*EXERCISE*: Without including any pictures, write out the listing below exactly.

[Records]
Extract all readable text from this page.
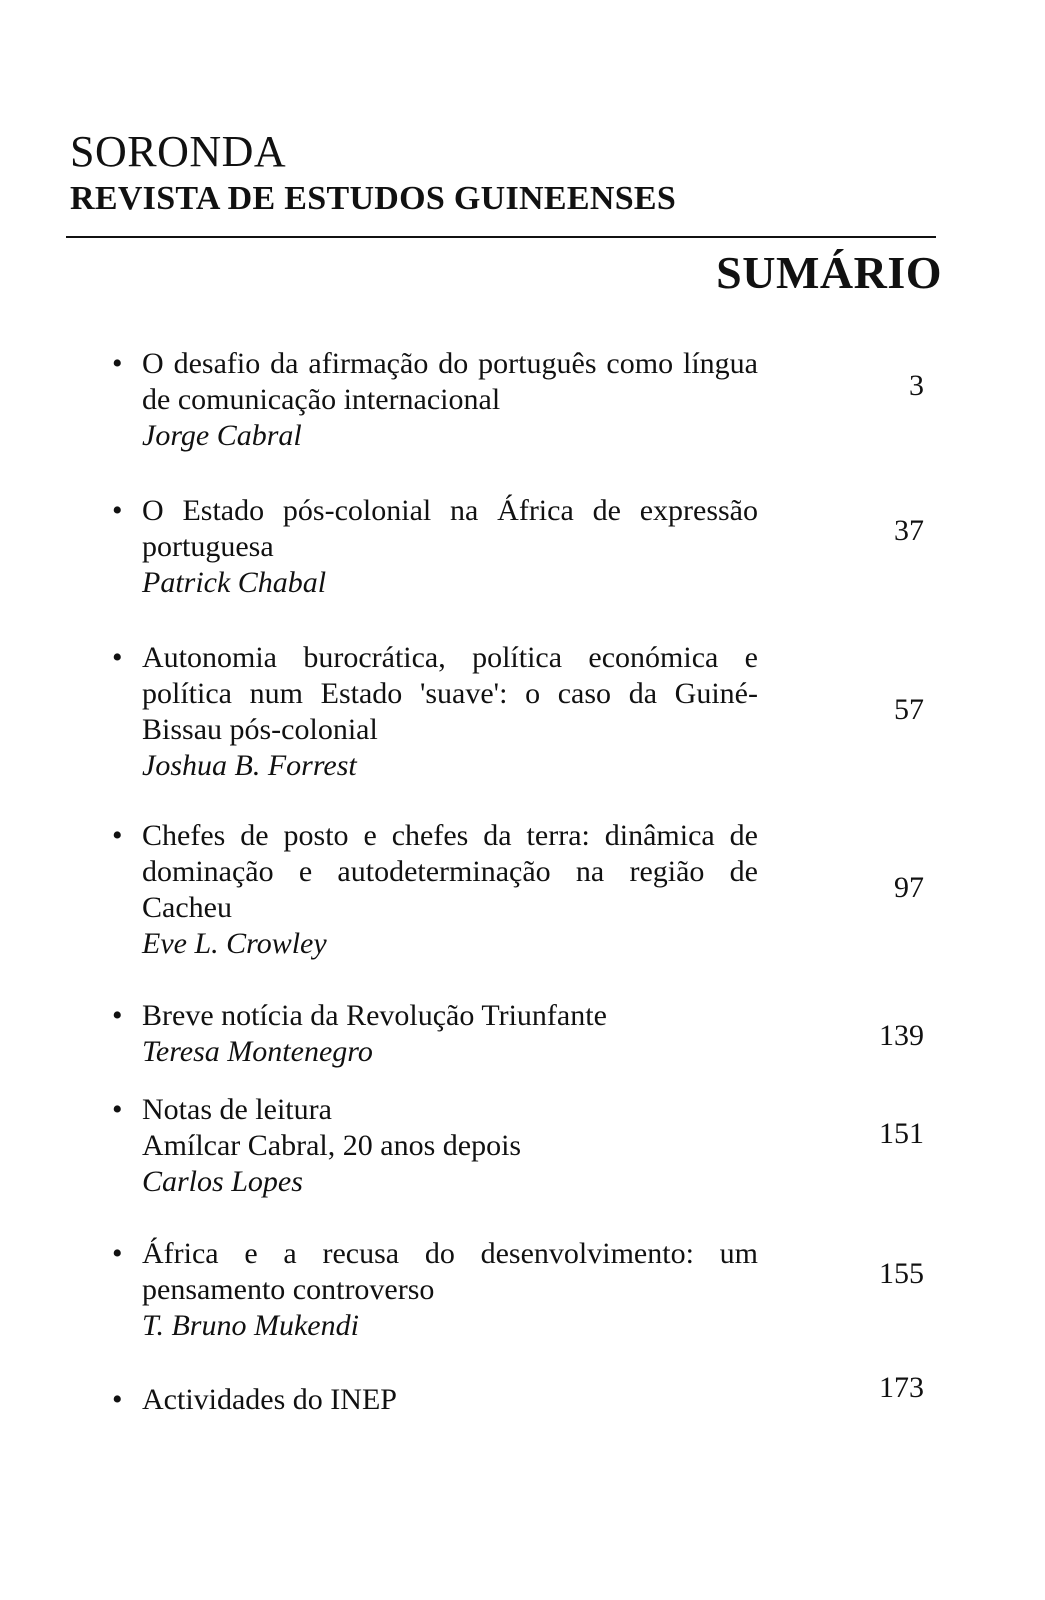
SORONDA
REVISTA DE ESTUDOS GUINEENSES
SUMÁRIO
• O desafio da afirmação do português como língua de comunicação internacional
Jorge Cabral
3
• O Estado pós-colonial na África de expressão portuguesa
Patrick Chabal
37
• Autonomia burocrática, política económica e política num Estado 'suave': o caso da Guiné-Bissau pós-colonial
Joshua B. Forrest
57
• Chefes de posto e chefes da terra: dinâmica de dominação e autodeterminação na região de Cacheu
Eve L. Crowley
97
• Breve notícia da Revolução Triunfante
Teresa Montenegro	139
• Notas de leitura
Amílcar Cabral, 20 anos depois
Carlos Lopes
151
• África e a recusa do desenvolvimento: um pensamento controverso
T. Bruno Mukendi
155
• Actividades do INEP	173
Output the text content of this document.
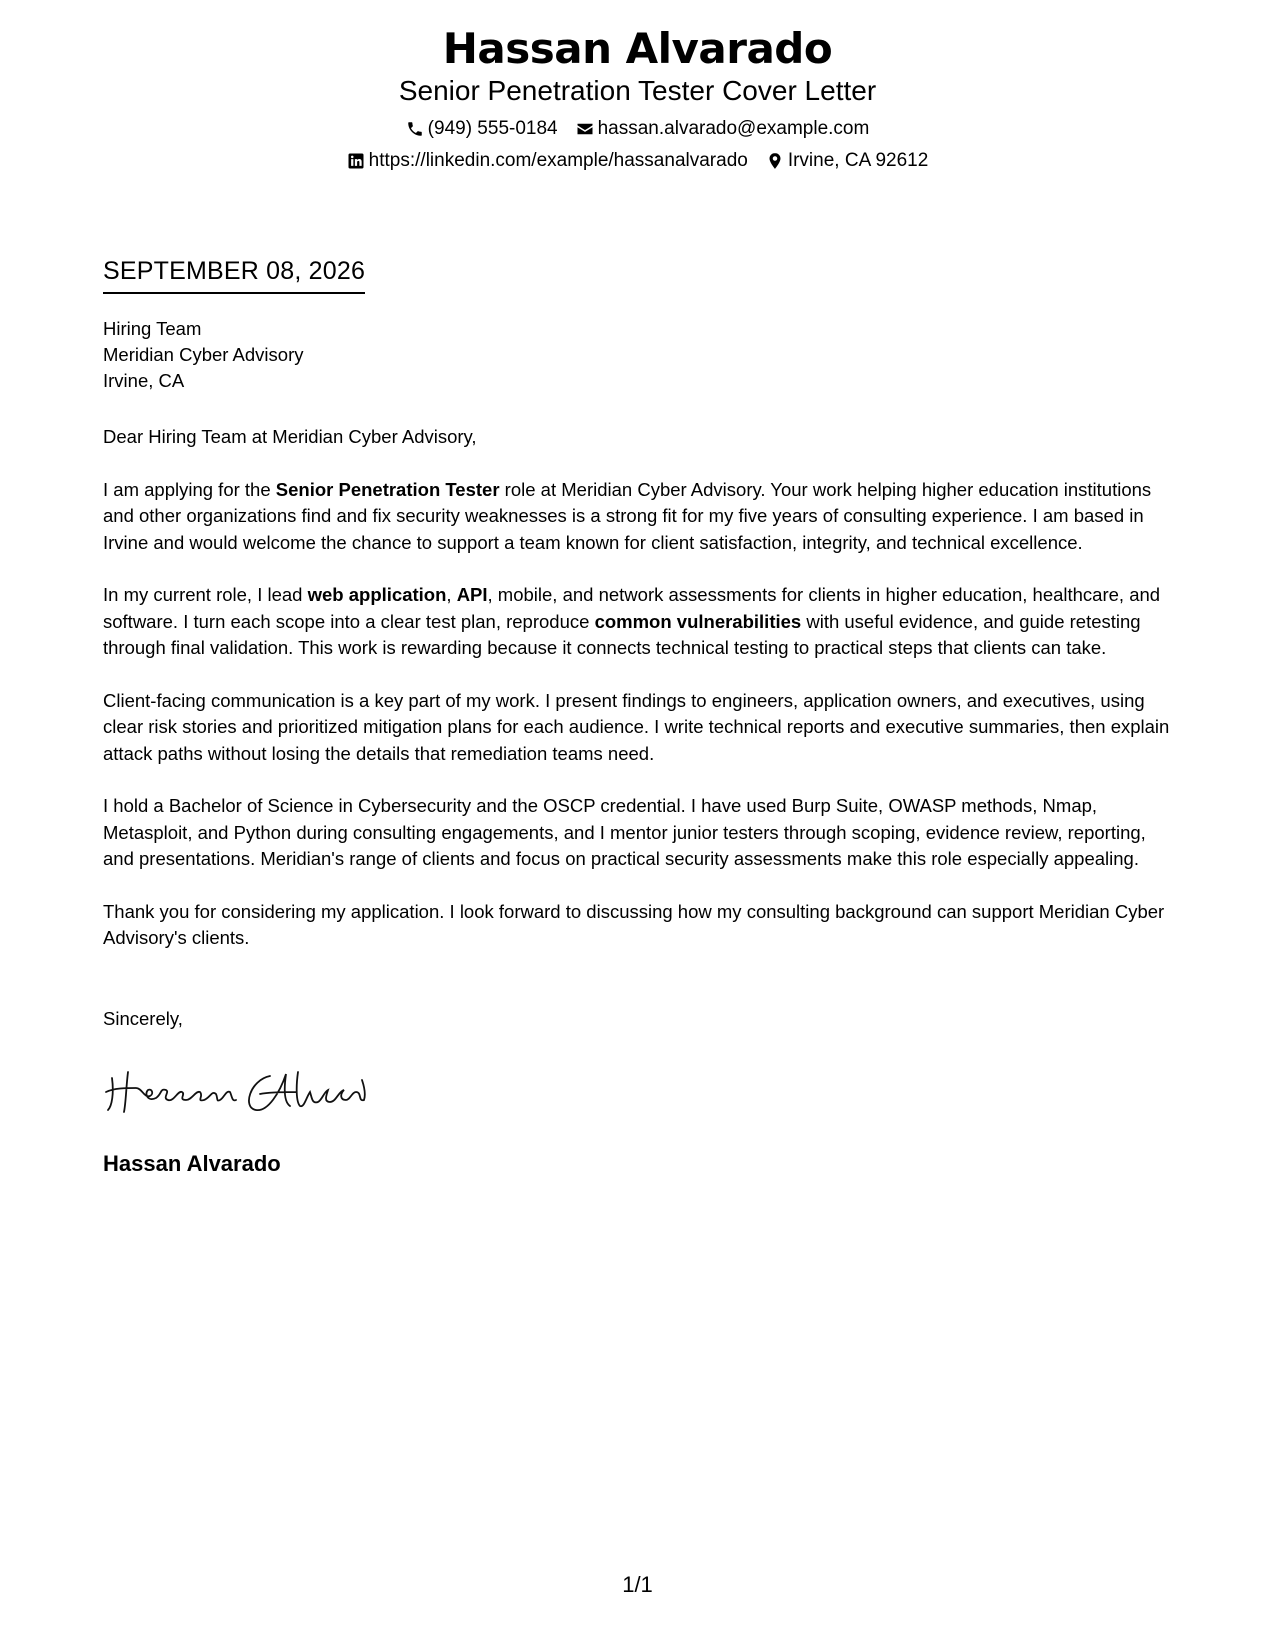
Hassan Alvarado
Senior Penetration Tester Cover Letter
(949) 555-0184 hassan.alvarado@example.com
https://linkedin.com/example/hassanalvarado Irvine, CA 92612
SEPTEMBER 08, 2026
Hiring Team
Meridian Cyber Advisory
Irvine, CA

Dear Hiring Team at Meridian Cyber Advisory,

I am applying for the Senior Penetration Tester role at Meridian Cyber Advisory. Your work helping higher education institutions and other organizations find and fix security weaknesses is a strong fit for my five years of consulting experience. I am based in Irvine and would welcome the chance to support a team known for client satisfaction, integrity, and technical excellence.

In my current role, I lead web application, API, mobile, and network assessments for clients in higher education, healthcare, and software. I turn each scope into a clear test plan, reproduce common vulnerabilities with useful evidence, and guide retesting through final validation. This work is rewarding because it connects technical testing to practical steps that clients can take.

Client-facing communication is a key part of my work. I present findings to engineers, application owners, and executives, using clear risk stories and prioritized mitigation plans for each audience. I write technical reports and executive summaries, then explain attack paths without losing the details that remediation teams need.

I hold a Bachelor of Science in Cybersecurity and the OSCP credential. I have used Burp Suite, OWASP methods, Nmap, Metasploit, and Python during consulting engagements, and I mentor junior testers through scoping, evidence review, reporting, and presentations. Meridian's range of clients and focus on practical security assessments make this role especially appealing.

Thank you for considering my application. I look forward to discussing how my consulting background can support Meridian Cyber Advisory's clients.

Sincerely,
Hassan Alvarado
1/1
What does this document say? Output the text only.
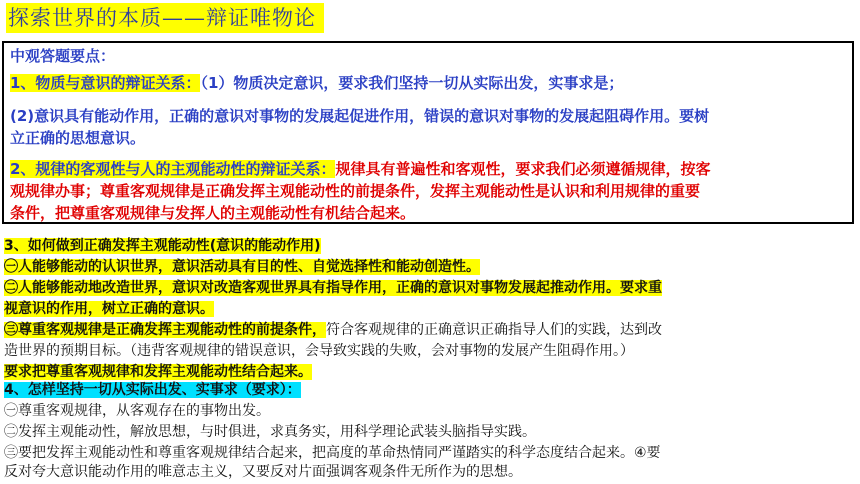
探索世界的本质——辩证唯物论
中观答题要点：
1、物质与意识的辩证关系：（1）物质决定意识，要求我们坚持一切从实际出发，实事求是；
(2)意识具有能动作用，正确的意识对事物的发展起促进作用，错误的意识对事物的发展起阻碍作用。要树
立正确的思想意识。
2、规律的客观性与人的主观能动性的辩证关系：规律具有普遍性和客观性，要求我们必须遵循规律，按客
观规律办事；尊重客观规律是正确发挥主观能动性的前提条件，发挥主观能动性是认识和利用规律的重要
条件，把尊重客观规律与发挥人的主观能动性有机结合起来。
3、如何做到正确发挥主观能动性(意识的能动作用)
㊀人能够能动的认识世界，意识活动具有目的性、自觉选择性和能动创造性。
㊁人能够能动地改造世界，意识对改造客观世界具有指导作用，正确的意识对事物发展起推动作用。要求重
视意识的作用，树立正确的意识。
㊂尊重客观规律是正确发挥主观能动性的前提条件，符合客观规律的正确意识正确指导人们的实践，达到改
造世界的预期目标。（违背客观规律的错误意识，会导致实践的失败，会对事物的发展产生阻碍作用。）
要求把尊重客观规律和发挥主观能动性结合起来。
4、怎样坚持一切从实际出发、实事求（要求）：
㊀尊重客观规律，从客观存在的事物出发。
㊁发挥主观能动性，解放思想，与时俱进，求真务实，用科学理论武装头脑指导实践。
㊂要把发挥主观能动性和尊重客观规律结合起来，把高度的革命热情同严谨踏实的科学态度结合起来。④要
反对夸大意识能动作用的唯意志主义，又要反对片面强调客观条件无所作为的思想。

*TASK SOLUTION*:
Extract all readable text from this page.
SORONDA
REVISTA DE ESTUDOS GUINEENSES
SUMÁRIO
• O desafio da afirmação do português como língua de comunicação internacional
Jorge Cabral
3
• O Estado pós-colonial na África de expressão portuguesa
Patrick Chabal
37
• Autonomia burocrática, política económica e política num Estado 'suave': o caso da Guiné-Bissau pós-colonial
Joshua B. Forrest
57
• Chefes de posto e chefes da terra: dinâmica de dominação e autodeterminação na região de Cacheu
Eve L. Crowley
97
• Breve notícia da Revolução Triunfante
Teresa Montenegro	139
• Notas de leitura
Amílcar Cabral, 20 anos depois
Carlos Lopes
151
• África e a recusa do desenvolvimento: um pensamento controverso
T. Bruno Mukendi
155
• Actividades do INEP	173
Output the text content of this document.
Hassan Alvarado
Senior Penetration Tester Cover Letter
(949) 555-0184 hassan.alvarado@example.com
https://linkedin.com/example/hassanalvarado Irvine, CA 92612
SEPTEMBER 08, 2026
Hiring Team
Meridian Cyber Advisory
Irvine, CA

Dear Hiring Team at Meridian Cyber Advisory,

I am applying for the Senior Penetration Tester role at Meridian Cyber Advisory. Your work helping higher education institutions and other organizations find and fix security weaknesses is a strong fit for my five years of consulting experience. I am based in Irvine and would welcome the chance to support a team known for client satisfaction, integrity, and technical excellence.

In my current role, I lead web application, API, mobile, and network assessments for clients in higher education, healthcare, and software. I turn each scope into a clear test plan, reproduce common vulnerabilities with useful evidence, and guide retesting through final validation. This work is rewarding because it connects technical testing to practical steps that clients can take.

Client-facing communication is a key part of my work. I present findings to engineers, application owners, and executives, using clear risk stories and prioritized mitigation plans for each audience. I write technical reports and executive summaries, then explain attack paths without losing the details that remediation teams need.

I hold a Bachelor of Science in Cybersecurity and the OSCP credential. I have used Burp Suite, OWASP methods, Nmap, Metasploit, and Python during consulting engagements, and I mentor junior testers through scoping, evidence review, reporting, and presentations. Meridian's range of clients and focus on practical security assessments make this role especially appealing.

Thank you for considering my application. I look forward to discussing how my consulting background can support Meridian Cyber Advisory's clients.

Sincerely,
Hassan Alvarado
1/1
What does this document say? Output the text only.
探索世界的本质——辩证唯物论
中观答题要点：
1、物质与意识的辩证关系：（1）物质决定意识，要求我们坚持一切从实际出发，实事求是；
(2)意识具有能动作用，正确的意识对事物的发展起促进作用，错误的意识对事物的发展起阻碍作用。要树
立正确的思想意识。
2、规律的客观性与人的主观能动性的辩证关系：规律具有普遍性和客观性，要求我们必须遵循规律，按客
观规律办事；尊重客观规律是正确发挥主观能动性的前提条件，发挥主观能动性是认识和利用规律的重要
条件，把尊重客观规律与发挥人的主观能动性有机结合起来。
3、如何做到正确发挥主观能动性(意识的能动作用)
㊀人能够能动的认识世界，意识活动具有目的性、自觉选择性和能动创造性。
㊁人能够能动地改造世界，意识对改造客观世界具有指导作用，正确的意识对事物发展起推动作用。要求重
视意识的作用，树立正确的意识。
㊂尊重客观规律是正确发挥主观能动性的前提条件，符合客观规律的正确意识正确指导人们的实践，达到改
造世界的预期目标。（违背客观规律的错误意识，会导致实践的失败，会对事物的发展产生阻碍作用。）
要求把尊重客观规律和发挥主观能动性结合起来。
4、怎样坚持一切从实际出发、实事求（要求）：
㊀尊重客观规律，从客观存在的事物出发。
㊁发挥主观能动性，解放思想，与时俱进，求真务实，用科学理论武装头脑指导实践。
㊂要把发挥主观能动性和尊重客观规律结合起来，把高度的革命热情同严谨踏实的科学态度结合起来。④要
反对夸大意识能动作用的唯意志主义，又要反对片面强调客观条件无所作为的思想。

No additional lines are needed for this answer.